** Requirements **
Determine how many lines of the material hold the string "color" and reply with only that number.

** Stored records **

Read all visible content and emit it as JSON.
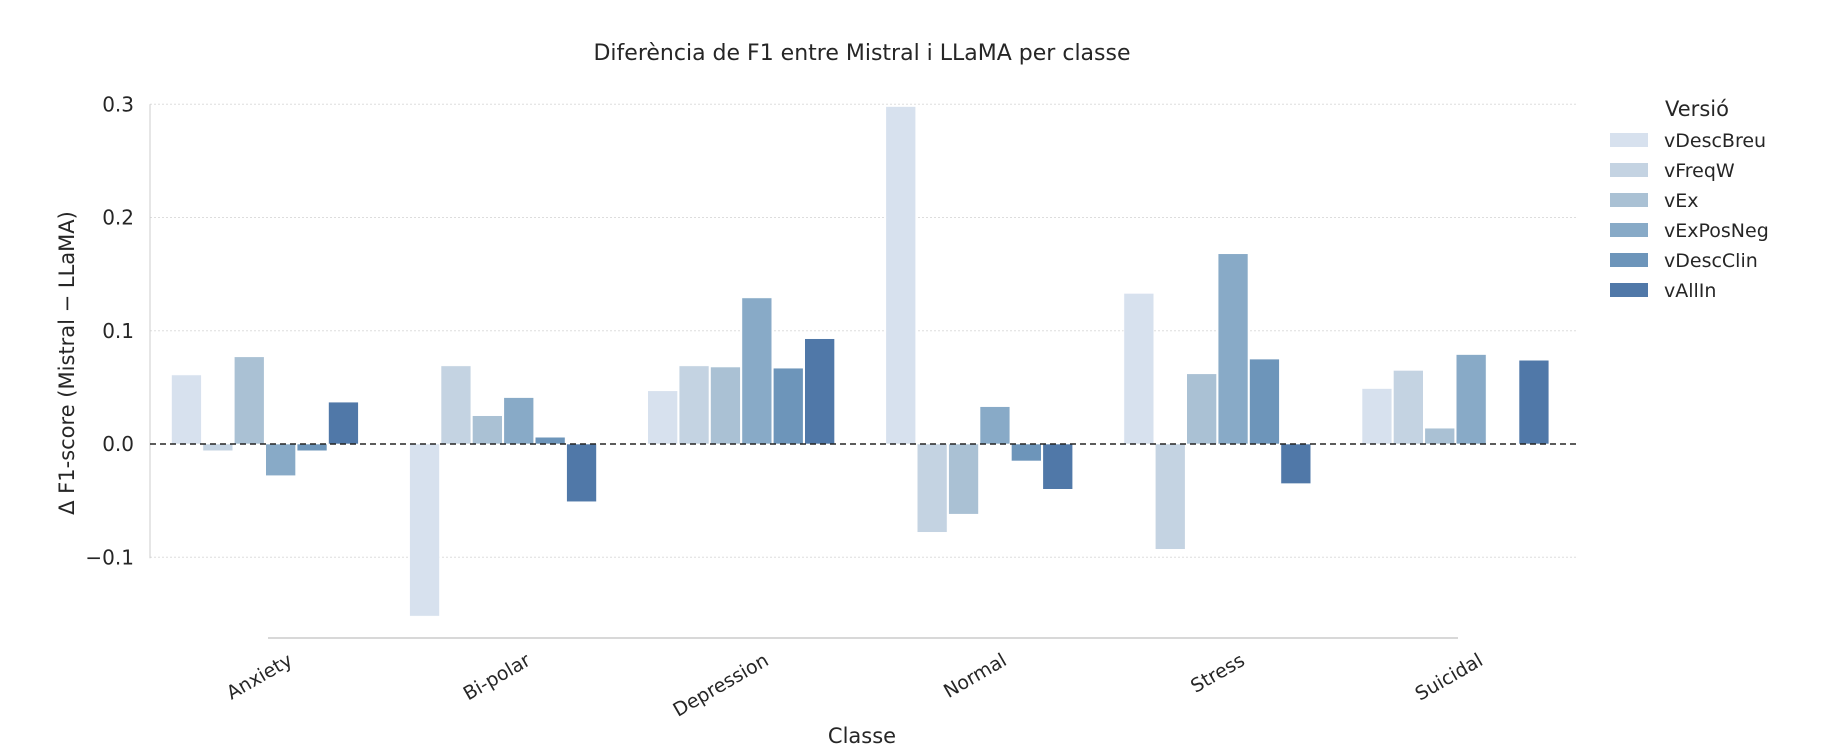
{
  "chart_data": {
    "type": "bar",
    "title": "Diferència de F1 entre Mistral i LLaMA per classe",
    "xlabel": "Classe",
    "ylabel": "Δ F1-score (Mistral − LLaMA)",
    "ylim": [
      -0.17,
      0.3
    ],
    "yticks": [
      -0.1,
      0.0,
      0.1,
      0.2,
      0.3
    ],
    "ytick_labels": [
      "−0.1",
      "0.0",
      "0.1",
      "0.2",
      "0.3"
    ],
    "grid": true,
    "zero_line": "dashed",
    "categories": [
      "Anxiety",
      "Bi-polar",
      "Depression",
      "Normal",
      "Stress",
      "Suicidal"
    ],
    "legend": {
      "title": "Versió",
      "position": "right"
    },
    "series": [
      {
        "name": "vDescBreu",
        "color": "#d7e1ee",
        "values": [
          0.061,
          -0.152,
          0.047,
          0.298,
          0.133,
          0.049
        ]
      },
      {
        "name": "vFreqW",
        "color": "#c4d3e2",
        "values": [
          -0.006,
          0.069,
          0.069,
          -0.078,
          -0.093,
          0.065
        ]
      },
      {
        "name": "vEx",
        "color": "#aac1d4",
        "values": [
          0.077,
          0.025,
          0.068,
          -0.062,
          0.062,
          0.014
        ]
      },
      {
        "name": "vExPosNeg",
        "color": "#88aac7",
        "values": [
          -0.028,
          0.041,
          0.129,
          0.033,
          0.168,
          0.079
        ]
      },
      {
        "name": "vDescClin",
        "color": "#6d95ba",
        "values": [
          -0.006,
          0.006,
          0.067,
          -0.015,
          0.075,
          0.0
        ]
      },
      {
        "name": "vAllIn",
        "color": "#5078a8",
        "values": [
          0.037,
          -0.051,
          0.093,
          -0.04,
          -0.035,
          0.074
        ]
      }
    ]
  }
}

** Finished exercise **
6